◆ TASK OBJECTIVE:
Note each line of the listing that contains the string "ylabel", and copy it.
----- DATA TO PROCESS -----
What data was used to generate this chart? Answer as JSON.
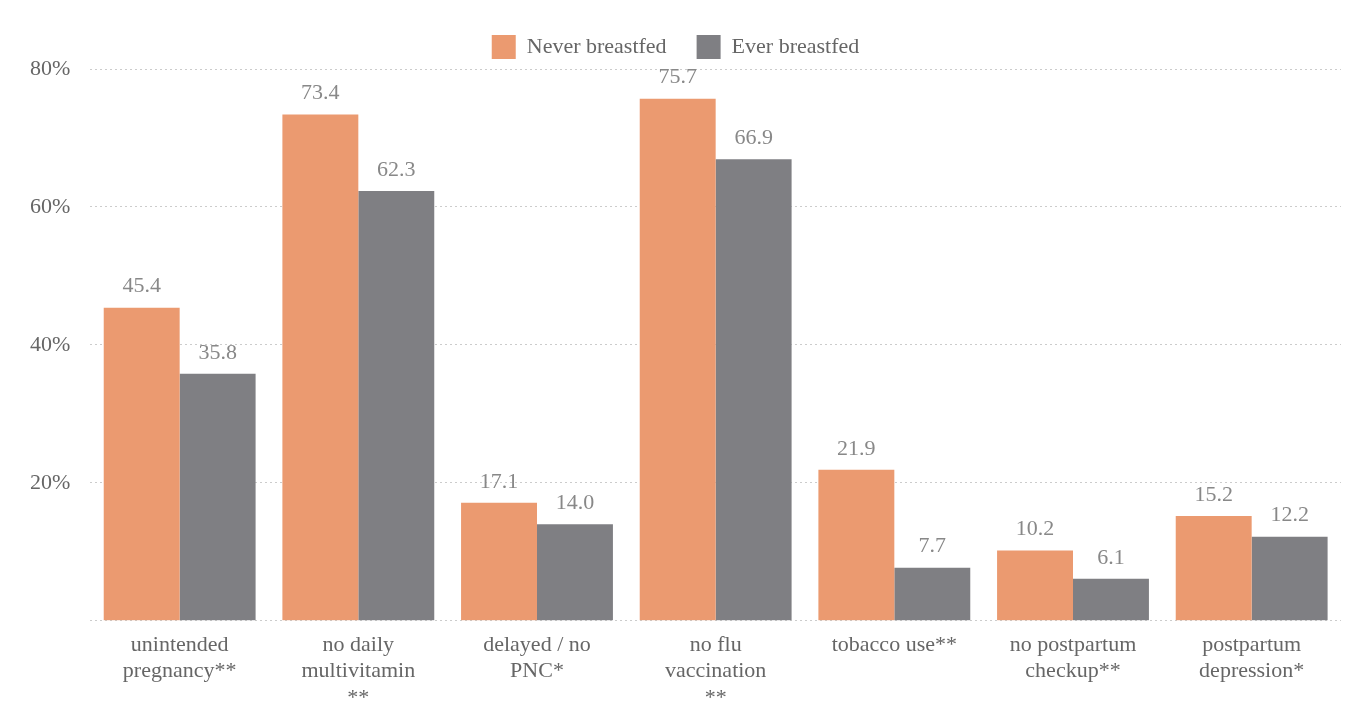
{
  "chart_data": {
    "type": "bar",
    "categories": [
      "unintended pregnancy**",
      "no daily multivitamin **",
      "delayed / no PNC*",
      "no flu vaccination **",
      "tobacco use**",
      "no postpartum checkup**",
      "postpartum depression*"
    ],
    "series": [
      {
        "name": "Never breastfed",
        "color": "#eb9a70",
        "values": [
          45.4,
          73.4,
          17.1,
          75.7,
          21.9,
          10.2,
          15.2
        ],
        "value_labels": [
          "45.4",
          "73.4",
          "17.1",
          "75.7",
          "21.9",
          "10.2",
          "15.2"
        ]
      },
      {
        "name": "Ever breastfed",
        "color": "#7f7f83",
        "values": [
          35.8,
          62.3,
          14.0,
          66.9,
          7.7,
          6.1,
          12.2
        ],
        "value_labels": [
          "35.8",
          "62.3",
          "14.0",
          "66.9",
          "7.7",
          "6.1",
          "12.2"
        ]
      }
    ],
    "ylim": [
      0,
      80
    ],
    "yticks": [
      {
        "value": 0,
        "label": null
      },
      {
        "value": 20,
        "label": "20%"
      },
      {
        "value": 40,
        "label": "40%"
      },
      {
        "value": 60,
        "label": "60%"
      },
      {
        "value": 80,
        "label": "80%"
      }
    ],
    "grid": "y",
    "legend": "top"
  }
}
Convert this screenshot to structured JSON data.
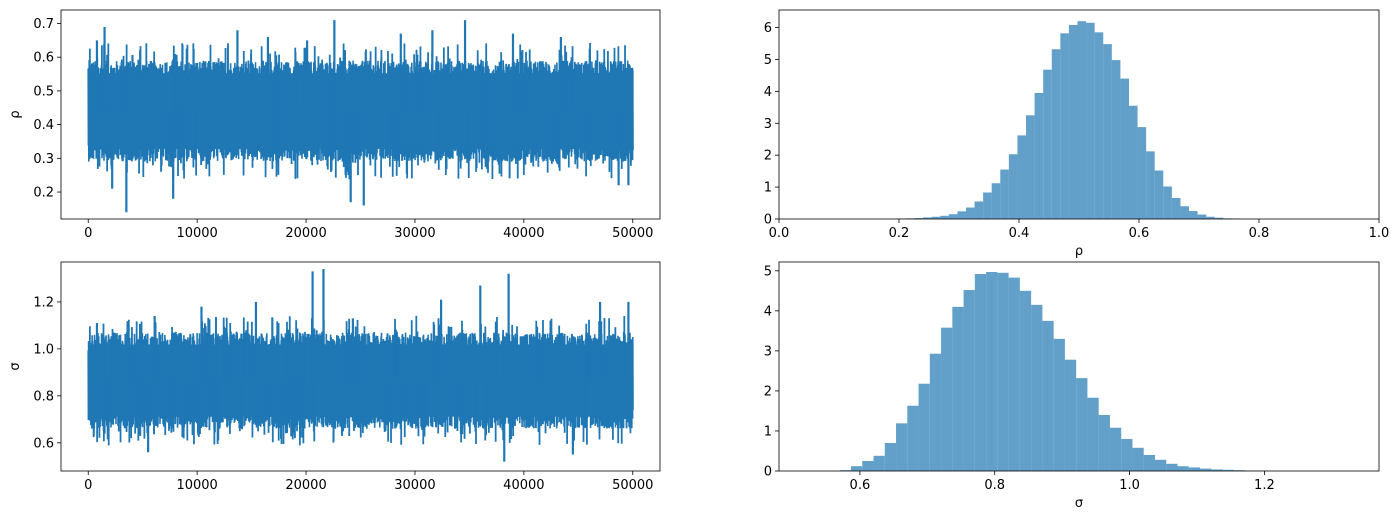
{
  "figure": {
    "background": "#ffffff",
    "trace_color": "#1f77b4",
    "hist_color": "#1f77b4",
    "hist_opacity": 0.7
  },
  "chart_data": [
    {
      "id": "trace-rho",
      "type": "line",
      "title": "",
      "xlabel": "",
      "ylabel": "ρ",
      "xlim": [
        -2500,
        52500
      ],
      "ylim": [
        0.12,
        0.74
      ],
      "xticks": [
        0,
        10000,
        20000,
        30000,
        40000,
        50000
      ],
      "xtick_labels": [
        "0",
        "10000",
        "20000",
        "30000",
        "40000",
        "50000"
      ],
      "yticks": [
        0.2,
        0.3,
        0.4,
        0.5,
        0.6,
        0.7
      ],
      "ytick_labels": [
        "0.2",
        "0.3",
        "0.4",
        "0.5",
        "0.6",
        "0.7"
      ],
      "grid": false,
      "n_samples": 50000,
      "band": {
        "lower": 0.29,
        "upper": 0.59
      },
      "spikes": [
        {
          "x": 800,
          "y": 0.65
        },
        {
          "x": 1500,
          "y": 0.69
        },
        {
          "x": 3500,
          "y": 0.14
        },
        {
          "x": 2200,
          "y": 0.21
        },
        {
          "x": 7800,
          "y": 0.18
        },
        {
          "x": 13700,
          "y": 0.68
        },
        {
          "x": 16500,
          "y": 0.66
        },
        {
          "x": 20100,
          "y": 0.65
        },
        {
          "x": 22600,
          "y": 0.71
        },
        {
          "x": 24100,
          "y": 0.17
        },
        {
          "x": 25300,
          "y": 0.16
        },
        {
          "x": 28700,
          "y": 0.67
        },
        {
          "x": 31600,
          "y": 0.68
        },
        {
          "x": 34600,
          "y": 0.71
        },
        {
          "x": 39000,
          "y": 0.67
        },
        {
          "x": 43400,
          "y": 0.66
        },
        {
          "x": 48700,
          "y": 0.22
        },
        {
          "x": 49600,
          "y": 0.22
        }
      ]
    },
    {
      "id": "hist-rho",
      "type": "bar",
      "title": "",
      "xlabel": "ρ",
      "ylabel": "",
      "xlim": [
        0.0,
        1.0
      ],
      "ylim": [
        0,
        6.55
      ],
      "xticks": [
        0.0,
        0.2,
        0.4,
        0.6,
        0.8,
        1.0
      ],
      "xtick_labels": [
        "0.0",
        "0.2",
        "0.4",
        "0.6",
        "0.8",
        "1.0"
      ],
      "yticks": [
        0,
        1,
        2,
        3,
        4,
        5,
        6
      ],
      "ytick_labels": [
        "0",
        "1",
        "2",
        "3",
        "4",
        "5",
        "6"
      ],
      "grid": false,
      "bin_start": 0.14,
      "bin_width": 0.0143,
      "values": [
        0.0,
        0.0,
        0.0,
        0.0,
        0.01,
        0.02,
        0.03,
        0.05,
        0.07,
        0.1,
        0.15,
        0.24,
        0.36,
        0.55,
        0.83,
        1.12,
        1.55,
        2.03,
        2.62,
        3.25,
        3.95,
        4.68,
        5.32,
        5.82,
        6.08,
        6.2,
        6.15,
        5.85,
        5.48,
        4.98,
        4.4,
        3.55,
        2.88,
        2.12,
        1.52,
        1.02,
        0.66,
        0.4,
        0.25,
        0.14,
        0.07,
        0.04,
        0.02,
        0.01,
        0.0,
        0.0
      ]
    },
    {
      "id": "trace-sigma",
      "type": "line",
      "title": "",
      "xlabel": "",
      "ylabel": "σ",
      "xlim": [
        -2500,
        52500
      ],
      "ylim": [
        0.48,
        1.37
      ],
      "xticks": [
        0,
        10000,
        20000,
        30000,
        40000,
        50000
      ],
      "xtick_labels": [
        "0",
        "10000",
        "20000",
        "30000",
        "40000",
        "50000"
      ],
      "yticks": [
        0.6,
        0.8,
        1.0,
        1.2
      ],
      "ytick_labels": [
        "0.6",
        "0.8",
        "1.0",
        "1.2"
      ],
      "grid": false,
      "n_samples": 50000,
      "band": {
        "lower": 0.66,
        "upper": 1.07
      },
      "spikes": [
        {
          "x": 800,
          "y": 1.11
        },
        {
          "x": 6100,
          "y": 1.14
        },
        {
          "x": 10400,
          "y": 1.18
        },
        {
          "x": 15400,
          "y": 1.2
        },
        {
          "x": 20600,
          "y": 1.33
        },
        {
          "x": 21600,
          "y": 1.34
        },
        {
          "x": 24300,
          "y": 1.13
        },
        {
          "x": 32400,
          "y": 1.21
        },
        {
          "x": 36000,
          "y": 1.27
        },
        {
          "x": 38600,
          "y": 1.32
        },
        {
          "x": 38200,
          "y": 0.52
        },
        {
          "x": 47000,
          "y": 1.2
        },
        {
          "x": 49600,
          "y": 1.2
        },
        {
          "x": 5500,
          "y": 0.56
        },
        {
          "x": 44500,
          "y": 0.55
        }
      ]
    },
    {
      "id": "hist-sigma",
      "type": "bar",
      "title": "",
      "xlabel": "σ",
      "ylabel": "",
      "xlim": [
        0.48,
        1.37
      ],
      "ylim": [
        0,
        5.22
      ],
      "xticks": [
        0.6,
        0.8,
        1.0,
        1.2
      ],
      "xtick_labels": [
        "0.6",
        "0.8",
        "1.0",
        "1.2"
      ],
      "yticks": [
        0,
        1,
        2,
        3,
        4,
        5
      ],
      "ytick_labels": [
        "0",
        "1",
        "2",
        "3",
        "4",
        "5"
      ],
      "grid": false,
      "bin_start": 0.52,
      "bin_width": 0.0167,
      "values": [
        0.0,
        0.0,
        0.0,
        0.02,
        0.12,
        0.25,
        0.38,
        0.7,
        1.19,
        1.63,
        2.18,
        2.93,
        3.58,
        4.1,
        4.52,
        4.92,
        4.97,
        4.95,
        4.83,
        4.5,
        4.15,
        3.75,
        3.3,
        2.78,
        2.32,
        1.83,
        1.4,
        1.08,
        0.8,
        0.58,
        0.4,
        0.28,
        0.18,
        0.12,
        0.09,
        0.06,
        0.04,
        0.03,
        0.02,
        0.01,
        0.01,
        0.0,
        0.0
      ]
    }
  ]
}
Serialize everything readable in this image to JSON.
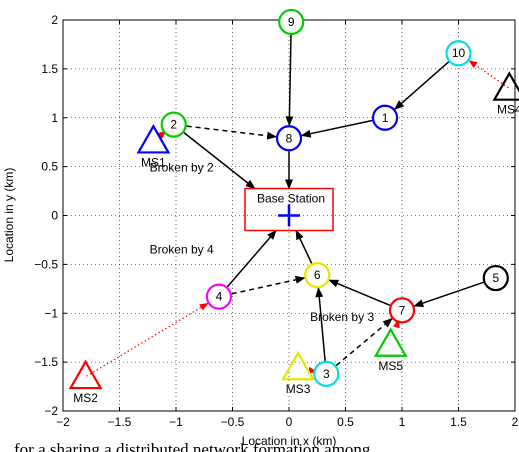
{
  "chart_data": {
    "type": "scatter",
    "title": "",
    "xlabel": "Location in x (km)",
    "ylabel": "Location in y (km)",
    "xlim": [
      -2,
      2
    ],
    "ylim": [
      -2,
      2
    ],
    "xticks": [
      -2,
      -1.5,
      -1,
      -0.5,
      0,
      0.5,
      1,
      1.5,
      2
    ],
    "xtick_labels": [
      "−2",
      "−1.5",
      "−1",
      "−0.5",
      "0",
      "0.5",
      "1",
      "1.5",
      "2"
    ],
    "yticks": [
      2,
      1.5,
      1,
      0.5,
      0,
      -0.5,
      -1,
      -1.5,
      -2
    ],
    "ytick_labels": [
      "2",
      "1.5",
      "1",
      "0.5",
      "0",
      "−0.5",
      "−1",
      "−1.5",
      "−2"
    ],
    "grid": true,
    "base_station": {
      "label": "Base Station",
      "x": 0,
      "y": 0,
      "marker": "plus",
      "color": "#0000ff",
      "box_color": "#ff0000"
    },
    "relay_nodes": [
      {
        "label": "1",
        "x": 0.85,
        "y": 1.0,
        "color": "#0000ff"
      },
      {
        "label": "2",
        "x": -1.02,
        "y": 0.93,
        "color": "#00cc00"
      },
      {
        "label": "3",
        "x": 0.33,
        "y": -1.62,
        "color": "#00e0e0"
      },
      {
        "label": "4",
        "x": -0.62,
        "y": -0.83,
        "color": "#ff00ff"
      },
      {
        "label": "5",
        "x": 1.83,
        "y": -0.64,
        "color": "#000000"
      },
      {
        "label": "6",
        "x": 0.25,
        "y": -0.61,
        "color": "#e6e600"
      },
      {
        "label": "7",
        "x": 1.0,
        "y": -0.97,
        "color": "#ff0000"
      },
      {
        "label": "8",
        "x": 0.0,
        "y": 0.79,
        "color": "#0000ff"
      },
      {
        "label": "9",
        "x": 0.02,
        "y": 1.98,
        "color": "#00cc00"
      },
      {
        "label": "10",
        "x": 1.5,
        "y": 1.66,
        "color": "#00e0e0"
      }
    ],
    "mobile_stations": [
      {
        "label": "MS1",
        "x": -1.2,
        "y": 0.76,
        "color": "#0000ff"
      },
      {
        "label": "MS2",
        "x": -1.8,
        "y": -1.65,
        "color": "#ff0000"
      },
      {
        "label": "MS3",
        "x": 0.08,
        "y": -1.56,
        "color": "#e6e600"
      },
      {
        "label": "MS4",
        "x": 1.95,
        "y": 1.3,
        "color": "#000000"
      },
      {
        "label": "MS5",
        "x": 0.9,
        "y": -1.32,
        "color": "#00cc00"
      }
    ],
    "links_solid": [
      [
        "9",
        "8"
      ],
      [
        "1",
        "8"
      ],
      [
        "10",
        "1"
      ],
      [
        "8",
        "BS"
      ],
      [
        "2",
        "BS"
      ],
      [
        "4",
        "BS"
      ],
      [
        "6",
        "BS"
      ],
      [
        "3",
        "6"
      ],
      [
        "7",
        "6"
      ],
      [
        "5",
        "7"
      ]
    ],
    "links_dashed": [
      [
        "2",
        "8"
      ],
      [
        "4",
        "6"
      ],
      [
        "3",
        "7"
      ]
    ],
    "links_access_dotted": [
      [
        "MS4",
        "10"
      ],
      [
        "MS2",
        "4"
      ]
    ],
    "annotations": [
      "Broken by 2",
      "Broken by 4",
      "Broken by 3"
    ]
  },
  "caption_fragment": "for a sharing a distributed network formation among"
}
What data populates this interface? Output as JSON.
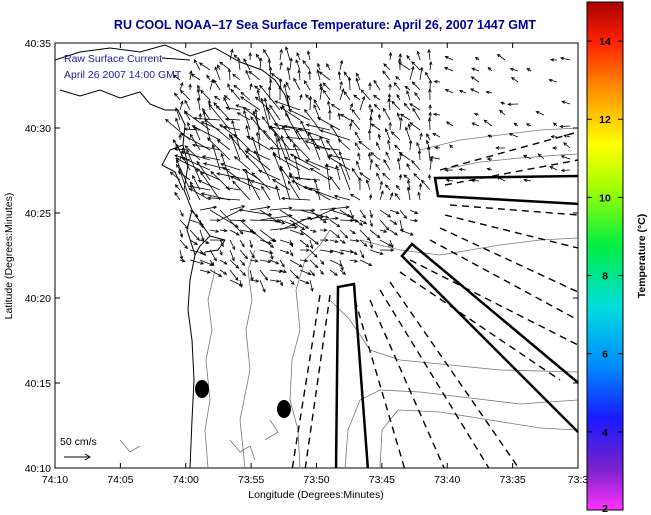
{
  "figure": {
    "title": "RU COOL  NOAA–17  Sea Surface Temperature:  April 26, 2007 1447 GMT",
    "xlabel": "Longitude (Degrees:Minutes)",
    "ylabel": "Latitude (Degrees:Minutes)",
    "x_ticks": [
      "74:10",
      "74:05",
      "74:00",
      "73:55",
      "73:50",
      "73:45",
      "73:40",
      "73:35",
      "73:3"
    ],
    "y_ticks": [
      "40:35",
      "40:30",
      "40:25",
      "40:20",
      "40:15",
      "40:10"
    ],
    "legend_line1": "Raw Surface Current",
    "legend_line2": "April 26 2007 14:00 GMT",
    "scale_label": "50 cm/s",
    "title_color": "#000099",
    "legend_color": "#1a1aa0"
  },
  "colorbar": {
    "label": "Temperature (°C)",
    "ticks": [
      "14",
      "12",
      "10",
      "8",
      "6",
      "4",
      "2"
    ],
    "min": 2,
    "max": 15
  }
}
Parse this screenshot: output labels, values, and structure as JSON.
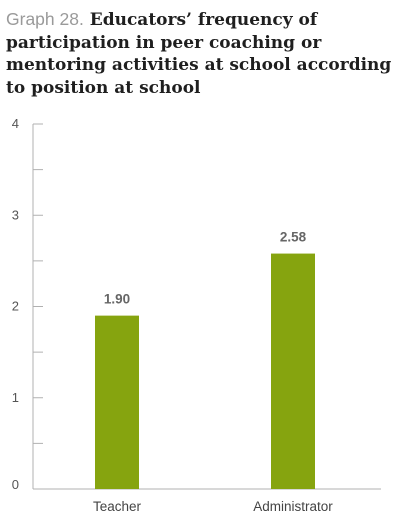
{
  "title_prefix": "Graph 28.",
  "title": "Educators’ frequency of participation in peer coaching or mentoring activities at school according to position at school",
  "chart_data": {
    "type": "bar",
    "categories": [
      "Teacher",
      "Administrator"
    ],
    "values": [
      1.9,
      2.58
    ],
    "value_labels": [
      "1.90",
      "2.58"
    ],
    "ylim": [
      0,
      4
    ],
    "yticks": [
      "0",
      "1",
      "2",
      "3",
      "4"
    ],
    "bar_color": "#86a40f",
    "axis_color": "#b0b0b0",
    "grid": false
  }
}
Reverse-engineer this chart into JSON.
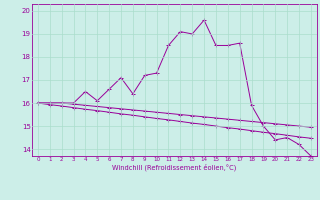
{
  "xlabel": "Windchill (Refroidissement éolien,°C)",
  "bg_color": "#cceee8",
  "grid_color": "#aaddcc",
  "line_color": "#990099",
  "x": [
    0,
    1,
    2,
    3,
    4,
    5,
    6,
    7,
    8,
    9,
    10,
    11,
    12,
    13,
    14,
    15,
    16,
    17,
    18,
    19,
    20,
    21,
    22,
    23
  ],
  "series1": [
    16.0,
    16.0,
    16.0,
    16.0,
    16.5,
    16.1,
    16.6,
    17.1,
    16.4,
    17.2,
    17.3,
    18.5,
    19.1,
    19.0,
    19.6,
    18.5,
    18.5,
    18.6,
    15.9,
    15.0,
    14.4,
    14.5,
    14.2,
    13.7
  ],
  "series2": [
    16.0,
    16.0,
    16.0,
    15.95,
    15.9,
    15.85,
    15.8,
    15.75,
    15.7,
    15.65,
    15.6,
    15.55,
    15.5,
    15.45,
    15.4,
    15.35,
    15.3,
    15.25,
    15.2,
    15.15,
    15.1,
    15.05,
    15.0,
    14.95
  ],
  "series3": [
    16.0,
    15.93,
    15.87,
    15.8,
    15.73,
    15.67,
    15.6,
    15.53,
    15.47,
    15.4,
    15.33,
    15.27,
    15.2,
    15.13,
    15.07,
    15.0,
    14.93,
    14.87,
    14.8,
    14.73,
    14.67,
    14.6,
    14.53,
    14.47
  ],
  "ylim": [
    13.7,
    20.3
  ],
  "yticks": [
    14,
    15,
    16,
    17,
    18,
    19,
    20
  ],
  "xticks": [
    0,
    1,
    2,
    3,
    4,
    5,
    6,
    7,
    8,
    9,
    10,
    11,
    12,
    13,
    14,
    15,
    16,
    17,
    18,
    19,
    20,
    21,
    22,
    23
  ]
}
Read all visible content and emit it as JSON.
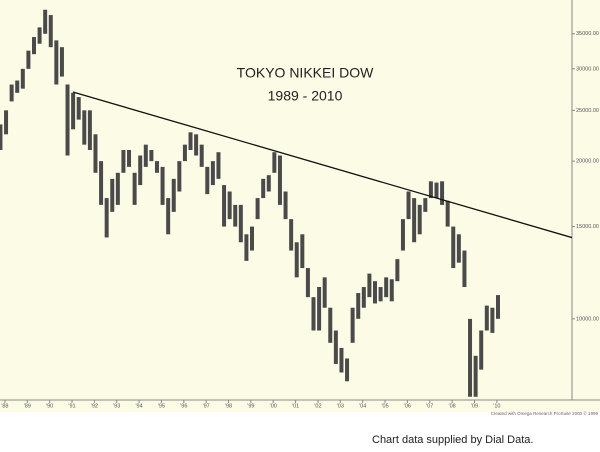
{
  "chart_data": {
    "type": "hilo",
    "title": "TOKYO NIKKEI DOW",
    "subtitle": "1989 - 2010",
    "credit": "Created with Omega Research ProSuite 2000 © 1999",
    "caption": "Chart data supplied by Dial Data.",
    "log_scale": true,
    "color": "#4a4a4a",
    "ylim": [
      7000,
      40600
    ],
    "yticks": [
      {
        "value": 10000,
        "label": "10000.00"
      },
      {
        "value": 15000,
        "label": "15000.00"
      },
      {
        "value": 20000,
        "label": "20000.00"
      },
      {
        "value": 25000,
        "label": "25000.00"
      },
      {
        "value": 30000,
        "label": "30000.00"
      },
      {
        "value": 35000,
        "label": "35000.00"
      }
    ],
    "xlim": [
      1987.78,
      2013.36
    ],
    "xticks": [
      {
        "value": 1988,
        "label": "'88"
      },
      {
        "value": 1989,
        "label": "'89"
      },
      {
        "value": 1990,
        "label": "'90"
      },
      {
        "value": 1991,
        "label": "'91"
      },
      {
        "value": 1992,
        "label": "'92"
      },
      {
        "value": 1993,
        "label": "'93"
      },
      {
        "value": 1994,
        "label": "'94"
      },
      {
        "value": 1995,
        "label": "'95"
      },
      {
        "value": 1996,
        "label": "'96"
      },
      {
        "value": 1997,
        "label": "'97"
      },
      {
        "value": 1998,
        "label": "'98"
      },
      {
        "value": 1999,
        "label": "'99"
      },
      {
        "value": 2000,
        "label": "'00"
      },
      {
        "value": 2001,
        "label": "'01"
      },
      {
        "value": 2002,
        "label": "'02"
      },
      {
        "value": 2003,
        "label": "'03"
      },
      {
        "value": 2004,
        "label": "'04"
      },
      {
        "value": 2005,
        "label": "'05"
      },
      {
        "value": 2006,
        "label": "'06"
      },
      {
        "value": 2007,
        "label": "'07"
      },
      {
        "value": 2008,
        "label": "'08"
      },
      {
        "value": 2009,
        "label": "'09"
      },
      {
        "value": 2010,
        "label": "'10"
      }
    ],
    "x": [
      1987.8,
      1988.05,
      1988.3,
      1988.55,
      1988.8,
      1989.05,
      1989.3,
      1989.55,
      1989.8,
      1990.05,
      1990.3,
      1990.55,
      1990.8,
      1991.05,
      1991.3,
      1991.55,
      1991.8,
      1992.05,
      1992.3,
      1992.55,
      1992.8,
      1993.05,
      1993.3,
      1993.55,
      1993.8,
      1994.05,
      1994.3,
      1994.55,
      1994.8,
      1995.05,
      1995.3,
      1995.55,
      1995.8,
      1996.05,
      1996.3,
      1996.55,
      1996.8,
      1997.05,
      1997.3,
      1997.55,
      1997.8,
      1998.05,
      1998.3,
      1998.55,
      1998.8,
      1999.05,
      1999.3,
      1999.55,
      1999.8,
      2000.05,
      2000.3,
      2000.55,
      2000.8,
      2001.05,
      2001.3,
      2001.55,
      2001.8,
      2002.05,
      2002.3,
      2002.55,
      2002.8,
      2003.05,
      2003.3,
      2003.55,
      2003.8,
      2004.05,
      2004.3,
      2004.55,
      2004.8,
      2005.05,
      2005.3,
      2005.55,
      2005.8,
      2006.05,
      2006.3,
      2006.55,
      2006.8,
      2007.05,
      2007.3,
      2007.55,
      2007.8,
      2008.05,
      2008.3,
      2008.55,
      2008.8,
      2009.05,
      2009.3,
      2009.55,
      2009.8,
      2010.05
    ],
    "high": [
      23500,
      25000,
      28000,
      28500,
      30000,
      32500,
      34500,
      36000,
      38900,
      38000,
      34000,
      33000,
      28000,
      27000,
      26500,
      25000,
      25000,
      22500,
      20000,
      17000,
      18500,
      19000,
      21000,
      21000,
      19000,
      20500,
      21500,
      21000,
      20000,
      19500,
      17000,
      18500,
      20000,
      21500,
      22700,
      22500,
      21500,
      19500,
      20000,
      20800,
      18000,
      17500,
      16500,
      16500,
      14500,
      15000,
      17000,
      18500,
      18800,
      20800,
      20500,
      17500,
      15500,
      14000,
      14500,
      12500,
      11000,
      11500,
      12000,
      10500,
      9500,
      8800,
      8400,
      10500,
      11200,
      11500,
      12200,
      11800,
      11500,
      12000,
      11900,
      13000,
      15500,
      17500,
      17000,
      16500,
      17000,
      18300,
      18200,
      18300,
      16800,
      15000,
      14500,
      13500,
      10000,
      8500,
      9500,
      10600,
      10500,
      11100
    ],
    "low": [
      21000,
      22500,
      26000,
      27000,
      27500,
      30000,
      32000,
      33500,
      35000,
      33000,
      28000,
      29000,
      20500,
      23000,
      24000,
      21500,
      21000,
      19000,
      16500,
      14300,
      16000,
      16500,
      19000,
      19500,
      16500,
      18000,
      19500,
      20000,
      19000,
      16500,
      14500,
      16000,
      17500,
      20000,
      21000,
      20500,
      19500,
      17300,
      18000,
      18500,
      15000,
      15500,
      15000,
      14000,
      12900,
      13500,
      15500,
      17000,
      17500,
      19000,
      16500,
      15500,
      13500,
      12000,
      12500,
      11000,
      9500,
      9500,
      10500,
      9000,
      8200,
      7900,
      7600,
      9000,
      10000,
      10500,
      11000,
      10700,
      10800,
      11000,
      10800,
      11800,
      13500,
      15500,
      14000,
      14500,
      16000,
      17000,
      17000,
      16500,
      15000,
      12500,
      12800,
      11500,
      7100,
      7100,
      8000,
      9500,
      9400,
      10000
    ],
    "trendline": {
      "x": [
        1991.04,
        2013.36
      ],
      "values": [
        27100,
        14290
      ]
    }
  }
}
-----
◆ ANSWER TO THIS PROBLEM:
      "ylabel": "ρ",
      "ylabel": "",
      "ylabel": "σ",
      "ylabel": "",
    "ylabel": "Location in y (km)",
    "ylabel": "Latitude (Degrees:Minutes)",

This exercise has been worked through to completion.